-- Start of Information provided --

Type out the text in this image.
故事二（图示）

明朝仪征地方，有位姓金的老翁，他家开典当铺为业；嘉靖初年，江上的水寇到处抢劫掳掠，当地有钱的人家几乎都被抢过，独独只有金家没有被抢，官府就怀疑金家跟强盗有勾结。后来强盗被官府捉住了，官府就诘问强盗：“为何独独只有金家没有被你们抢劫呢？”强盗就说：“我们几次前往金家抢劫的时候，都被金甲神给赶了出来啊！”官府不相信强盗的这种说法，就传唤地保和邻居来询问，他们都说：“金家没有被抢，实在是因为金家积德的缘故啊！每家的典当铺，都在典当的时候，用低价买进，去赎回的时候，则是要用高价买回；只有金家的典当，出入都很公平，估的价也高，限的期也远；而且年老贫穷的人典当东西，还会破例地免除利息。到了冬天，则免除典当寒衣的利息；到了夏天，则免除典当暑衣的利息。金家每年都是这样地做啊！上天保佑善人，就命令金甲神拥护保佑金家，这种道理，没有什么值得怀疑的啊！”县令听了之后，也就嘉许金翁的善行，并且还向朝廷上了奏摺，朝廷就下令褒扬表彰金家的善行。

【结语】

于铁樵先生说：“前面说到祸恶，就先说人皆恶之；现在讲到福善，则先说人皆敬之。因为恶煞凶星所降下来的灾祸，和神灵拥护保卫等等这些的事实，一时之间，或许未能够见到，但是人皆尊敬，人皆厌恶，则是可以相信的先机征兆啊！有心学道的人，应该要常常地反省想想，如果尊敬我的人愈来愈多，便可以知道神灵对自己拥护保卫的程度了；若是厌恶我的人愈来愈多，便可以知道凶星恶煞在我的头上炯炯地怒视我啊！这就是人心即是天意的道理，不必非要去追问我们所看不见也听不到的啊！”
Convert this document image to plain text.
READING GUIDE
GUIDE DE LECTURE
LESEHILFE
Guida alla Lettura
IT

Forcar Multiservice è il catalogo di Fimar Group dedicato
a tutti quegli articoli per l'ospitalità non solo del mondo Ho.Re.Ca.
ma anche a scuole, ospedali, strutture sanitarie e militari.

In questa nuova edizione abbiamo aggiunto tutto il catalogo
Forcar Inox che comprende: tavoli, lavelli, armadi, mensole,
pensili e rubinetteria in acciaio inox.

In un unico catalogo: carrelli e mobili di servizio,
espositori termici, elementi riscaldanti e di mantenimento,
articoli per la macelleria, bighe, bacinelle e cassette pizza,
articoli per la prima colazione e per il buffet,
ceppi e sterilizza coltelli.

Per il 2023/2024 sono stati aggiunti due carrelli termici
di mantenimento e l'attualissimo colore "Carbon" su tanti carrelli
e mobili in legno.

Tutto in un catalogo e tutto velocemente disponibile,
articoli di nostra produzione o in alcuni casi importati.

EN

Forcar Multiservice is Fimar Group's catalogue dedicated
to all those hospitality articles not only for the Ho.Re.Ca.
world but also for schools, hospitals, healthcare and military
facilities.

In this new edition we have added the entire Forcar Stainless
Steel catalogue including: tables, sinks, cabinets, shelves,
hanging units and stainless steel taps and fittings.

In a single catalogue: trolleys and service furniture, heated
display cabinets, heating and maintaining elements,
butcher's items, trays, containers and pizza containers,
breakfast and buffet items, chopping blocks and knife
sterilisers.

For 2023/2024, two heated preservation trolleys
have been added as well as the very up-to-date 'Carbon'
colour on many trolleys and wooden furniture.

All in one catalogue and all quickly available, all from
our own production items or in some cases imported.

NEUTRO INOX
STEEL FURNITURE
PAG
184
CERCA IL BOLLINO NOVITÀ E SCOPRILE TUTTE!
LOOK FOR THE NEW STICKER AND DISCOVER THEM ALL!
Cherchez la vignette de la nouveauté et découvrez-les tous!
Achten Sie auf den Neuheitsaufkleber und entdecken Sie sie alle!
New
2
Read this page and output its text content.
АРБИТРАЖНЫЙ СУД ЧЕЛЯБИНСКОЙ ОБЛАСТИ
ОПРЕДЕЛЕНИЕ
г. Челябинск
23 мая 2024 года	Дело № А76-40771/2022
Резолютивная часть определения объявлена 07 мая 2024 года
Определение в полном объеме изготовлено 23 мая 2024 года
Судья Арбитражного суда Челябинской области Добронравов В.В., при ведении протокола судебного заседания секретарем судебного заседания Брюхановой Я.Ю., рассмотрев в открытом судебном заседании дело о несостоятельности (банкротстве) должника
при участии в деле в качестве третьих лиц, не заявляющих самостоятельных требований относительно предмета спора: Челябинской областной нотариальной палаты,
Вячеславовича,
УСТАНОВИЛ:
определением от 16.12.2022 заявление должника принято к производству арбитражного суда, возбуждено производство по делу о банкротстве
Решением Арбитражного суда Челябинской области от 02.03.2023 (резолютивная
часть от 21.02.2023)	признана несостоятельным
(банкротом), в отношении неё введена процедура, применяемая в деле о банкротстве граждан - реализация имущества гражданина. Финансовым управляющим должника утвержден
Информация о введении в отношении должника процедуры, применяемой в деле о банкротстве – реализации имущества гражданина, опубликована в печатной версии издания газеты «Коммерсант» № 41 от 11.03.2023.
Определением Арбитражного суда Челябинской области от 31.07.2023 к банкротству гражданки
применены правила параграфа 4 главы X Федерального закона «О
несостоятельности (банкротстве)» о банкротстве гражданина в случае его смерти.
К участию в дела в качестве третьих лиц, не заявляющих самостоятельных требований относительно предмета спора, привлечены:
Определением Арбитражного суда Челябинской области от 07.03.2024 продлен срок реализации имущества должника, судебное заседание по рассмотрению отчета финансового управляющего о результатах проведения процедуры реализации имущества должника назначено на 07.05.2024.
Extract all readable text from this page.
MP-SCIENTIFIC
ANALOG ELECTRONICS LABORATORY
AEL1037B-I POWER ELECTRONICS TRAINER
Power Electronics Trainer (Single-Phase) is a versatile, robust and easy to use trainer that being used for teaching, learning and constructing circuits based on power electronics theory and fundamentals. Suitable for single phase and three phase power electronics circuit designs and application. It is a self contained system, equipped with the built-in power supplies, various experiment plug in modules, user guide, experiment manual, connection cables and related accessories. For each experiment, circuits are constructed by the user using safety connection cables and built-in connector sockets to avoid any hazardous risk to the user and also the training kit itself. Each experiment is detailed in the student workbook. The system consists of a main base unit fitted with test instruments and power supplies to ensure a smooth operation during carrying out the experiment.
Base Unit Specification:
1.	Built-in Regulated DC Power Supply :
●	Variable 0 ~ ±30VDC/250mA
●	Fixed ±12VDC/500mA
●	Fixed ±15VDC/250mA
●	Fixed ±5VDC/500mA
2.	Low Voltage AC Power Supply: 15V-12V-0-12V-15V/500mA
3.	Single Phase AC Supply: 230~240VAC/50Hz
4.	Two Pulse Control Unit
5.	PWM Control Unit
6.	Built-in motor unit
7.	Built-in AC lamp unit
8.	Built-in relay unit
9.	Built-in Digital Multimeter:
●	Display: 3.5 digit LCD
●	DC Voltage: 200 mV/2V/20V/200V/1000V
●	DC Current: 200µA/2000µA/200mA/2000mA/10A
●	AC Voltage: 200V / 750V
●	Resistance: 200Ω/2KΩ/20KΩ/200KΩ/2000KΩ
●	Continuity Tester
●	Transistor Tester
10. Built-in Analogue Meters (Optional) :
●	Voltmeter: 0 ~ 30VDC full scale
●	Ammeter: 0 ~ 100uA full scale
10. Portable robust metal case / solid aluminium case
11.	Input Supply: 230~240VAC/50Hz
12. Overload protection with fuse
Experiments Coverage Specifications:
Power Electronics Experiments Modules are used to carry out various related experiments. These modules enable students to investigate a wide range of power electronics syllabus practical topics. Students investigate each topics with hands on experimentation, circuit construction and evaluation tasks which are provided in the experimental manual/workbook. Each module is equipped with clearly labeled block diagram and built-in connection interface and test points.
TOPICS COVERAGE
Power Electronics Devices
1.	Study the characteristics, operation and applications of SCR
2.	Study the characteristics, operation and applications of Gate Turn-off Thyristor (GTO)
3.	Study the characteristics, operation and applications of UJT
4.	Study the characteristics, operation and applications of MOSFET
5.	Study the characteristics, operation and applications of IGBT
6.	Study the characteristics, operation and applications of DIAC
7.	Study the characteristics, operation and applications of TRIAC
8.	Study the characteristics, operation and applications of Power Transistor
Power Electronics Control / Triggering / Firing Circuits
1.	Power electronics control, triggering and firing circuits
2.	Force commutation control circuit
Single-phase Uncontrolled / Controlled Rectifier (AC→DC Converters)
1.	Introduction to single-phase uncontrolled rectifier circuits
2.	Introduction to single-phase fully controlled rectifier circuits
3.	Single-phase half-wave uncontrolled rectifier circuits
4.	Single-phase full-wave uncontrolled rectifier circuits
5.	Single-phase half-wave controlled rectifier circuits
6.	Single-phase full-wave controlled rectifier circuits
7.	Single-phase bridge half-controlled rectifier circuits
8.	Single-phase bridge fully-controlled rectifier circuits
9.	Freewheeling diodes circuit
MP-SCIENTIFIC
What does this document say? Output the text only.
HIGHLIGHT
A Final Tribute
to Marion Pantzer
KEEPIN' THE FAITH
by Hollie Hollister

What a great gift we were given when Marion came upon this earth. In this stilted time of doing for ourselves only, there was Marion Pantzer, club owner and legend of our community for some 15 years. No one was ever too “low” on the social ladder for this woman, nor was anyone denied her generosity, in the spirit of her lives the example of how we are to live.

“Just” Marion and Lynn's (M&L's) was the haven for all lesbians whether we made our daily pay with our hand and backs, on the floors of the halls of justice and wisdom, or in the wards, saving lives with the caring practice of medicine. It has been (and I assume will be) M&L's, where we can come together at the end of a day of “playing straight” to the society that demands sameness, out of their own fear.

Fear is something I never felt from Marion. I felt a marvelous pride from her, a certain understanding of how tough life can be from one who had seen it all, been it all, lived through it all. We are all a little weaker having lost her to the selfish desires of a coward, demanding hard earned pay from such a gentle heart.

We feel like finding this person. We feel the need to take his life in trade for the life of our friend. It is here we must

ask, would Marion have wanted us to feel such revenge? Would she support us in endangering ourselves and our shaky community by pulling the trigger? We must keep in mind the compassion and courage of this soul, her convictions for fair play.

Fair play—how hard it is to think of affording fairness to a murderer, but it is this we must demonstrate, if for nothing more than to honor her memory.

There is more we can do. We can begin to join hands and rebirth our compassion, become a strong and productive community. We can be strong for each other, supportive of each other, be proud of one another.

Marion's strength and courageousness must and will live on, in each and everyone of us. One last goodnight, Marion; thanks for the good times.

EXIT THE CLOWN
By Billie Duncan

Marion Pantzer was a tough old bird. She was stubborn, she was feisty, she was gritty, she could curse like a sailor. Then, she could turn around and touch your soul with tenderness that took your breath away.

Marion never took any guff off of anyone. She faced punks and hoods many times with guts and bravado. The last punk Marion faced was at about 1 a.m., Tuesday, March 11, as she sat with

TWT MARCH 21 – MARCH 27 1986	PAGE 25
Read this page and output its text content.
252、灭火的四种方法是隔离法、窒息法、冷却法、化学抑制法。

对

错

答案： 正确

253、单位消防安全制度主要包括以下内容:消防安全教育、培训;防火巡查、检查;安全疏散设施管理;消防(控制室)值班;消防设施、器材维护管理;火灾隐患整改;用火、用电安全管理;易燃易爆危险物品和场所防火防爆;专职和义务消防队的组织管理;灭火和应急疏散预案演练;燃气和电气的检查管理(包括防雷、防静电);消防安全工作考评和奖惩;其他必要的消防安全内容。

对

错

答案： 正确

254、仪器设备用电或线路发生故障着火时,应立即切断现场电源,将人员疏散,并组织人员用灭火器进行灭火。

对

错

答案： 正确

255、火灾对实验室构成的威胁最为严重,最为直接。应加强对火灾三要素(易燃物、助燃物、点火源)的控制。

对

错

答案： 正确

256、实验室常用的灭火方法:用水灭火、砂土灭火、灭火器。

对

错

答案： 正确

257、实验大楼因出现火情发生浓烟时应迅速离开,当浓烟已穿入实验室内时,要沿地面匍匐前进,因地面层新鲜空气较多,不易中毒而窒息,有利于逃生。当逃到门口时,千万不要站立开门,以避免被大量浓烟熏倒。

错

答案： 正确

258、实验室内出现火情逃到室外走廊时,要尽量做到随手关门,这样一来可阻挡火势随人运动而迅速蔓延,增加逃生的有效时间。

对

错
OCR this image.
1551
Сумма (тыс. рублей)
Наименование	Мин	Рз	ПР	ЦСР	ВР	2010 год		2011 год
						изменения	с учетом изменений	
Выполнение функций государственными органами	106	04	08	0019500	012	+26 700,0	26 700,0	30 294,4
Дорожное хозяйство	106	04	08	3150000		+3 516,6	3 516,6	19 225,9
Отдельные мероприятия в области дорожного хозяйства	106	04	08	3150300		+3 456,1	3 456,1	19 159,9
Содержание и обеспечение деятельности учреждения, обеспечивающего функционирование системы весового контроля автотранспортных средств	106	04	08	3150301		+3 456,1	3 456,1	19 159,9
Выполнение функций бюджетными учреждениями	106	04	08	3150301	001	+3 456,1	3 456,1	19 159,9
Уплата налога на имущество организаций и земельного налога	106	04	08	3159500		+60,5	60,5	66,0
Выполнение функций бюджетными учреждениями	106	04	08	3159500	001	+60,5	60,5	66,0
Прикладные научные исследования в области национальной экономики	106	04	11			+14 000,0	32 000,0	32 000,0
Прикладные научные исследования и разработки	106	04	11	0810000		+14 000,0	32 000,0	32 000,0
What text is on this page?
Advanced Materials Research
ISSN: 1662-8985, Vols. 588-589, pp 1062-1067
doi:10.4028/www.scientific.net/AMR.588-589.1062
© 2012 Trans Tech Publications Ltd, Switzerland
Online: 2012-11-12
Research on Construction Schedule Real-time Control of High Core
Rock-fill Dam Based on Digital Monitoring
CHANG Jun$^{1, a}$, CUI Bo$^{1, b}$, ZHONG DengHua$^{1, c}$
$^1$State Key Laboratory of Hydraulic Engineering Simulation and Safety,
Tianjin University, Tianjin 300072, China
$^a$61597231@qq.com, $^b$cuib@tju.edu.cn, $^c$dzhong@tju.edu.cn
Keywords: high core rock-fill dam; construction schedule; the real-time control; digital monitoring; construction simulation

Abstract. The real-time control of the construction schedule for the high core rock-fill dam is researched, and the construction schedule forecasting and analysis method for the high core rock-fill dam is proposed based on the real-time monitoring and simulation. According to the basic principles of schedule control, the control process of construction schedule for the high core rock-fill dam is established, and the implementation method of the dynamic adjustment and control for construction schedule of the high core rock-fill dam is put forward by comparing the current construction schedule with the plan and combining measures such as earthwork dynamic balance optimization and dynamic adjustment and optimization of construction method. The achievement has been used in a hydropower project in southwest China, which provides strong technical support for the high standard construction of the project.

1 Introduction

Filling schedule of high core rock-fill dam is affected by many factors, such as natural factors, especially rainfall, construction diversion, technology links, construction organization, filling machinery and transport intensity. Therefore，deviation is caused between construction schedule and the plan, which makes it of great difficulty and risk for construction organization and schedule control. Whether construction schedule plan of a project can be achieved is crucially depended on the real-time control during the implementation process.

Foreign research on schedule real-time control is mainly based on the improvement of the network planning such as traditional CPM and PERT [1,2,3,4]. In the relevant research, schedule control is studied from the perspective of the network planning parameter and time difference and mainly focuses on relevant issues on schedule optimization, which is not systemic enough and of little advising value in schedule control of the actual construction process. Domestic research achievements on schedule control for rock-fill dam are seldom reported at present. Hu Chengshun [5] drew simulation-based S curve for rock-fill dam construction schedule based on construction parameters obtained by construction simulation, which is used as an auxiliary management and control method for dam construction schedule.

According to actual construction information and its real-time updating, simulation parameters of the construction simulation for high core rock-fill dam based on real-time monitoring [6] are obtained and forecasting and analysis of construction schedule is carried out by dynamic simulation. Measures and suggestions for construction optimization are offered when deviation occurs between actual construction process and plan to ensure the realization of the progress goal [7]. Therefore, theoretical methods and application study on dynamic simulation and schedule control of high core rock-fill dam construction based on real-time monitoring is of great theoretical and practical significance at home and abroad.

-- End of Information provided --

> Written request
Go through the material and copy out every line with "исследования" in it.

> Answer for this exercise
Прикладные научные исследования в области национальной экономики	106	04	11			+14 000,0	32 000,0	32 000,0
Прикладные научные исследования и разработки	106	04	11	0810000		+14 000,0	32 000,0	32 000,0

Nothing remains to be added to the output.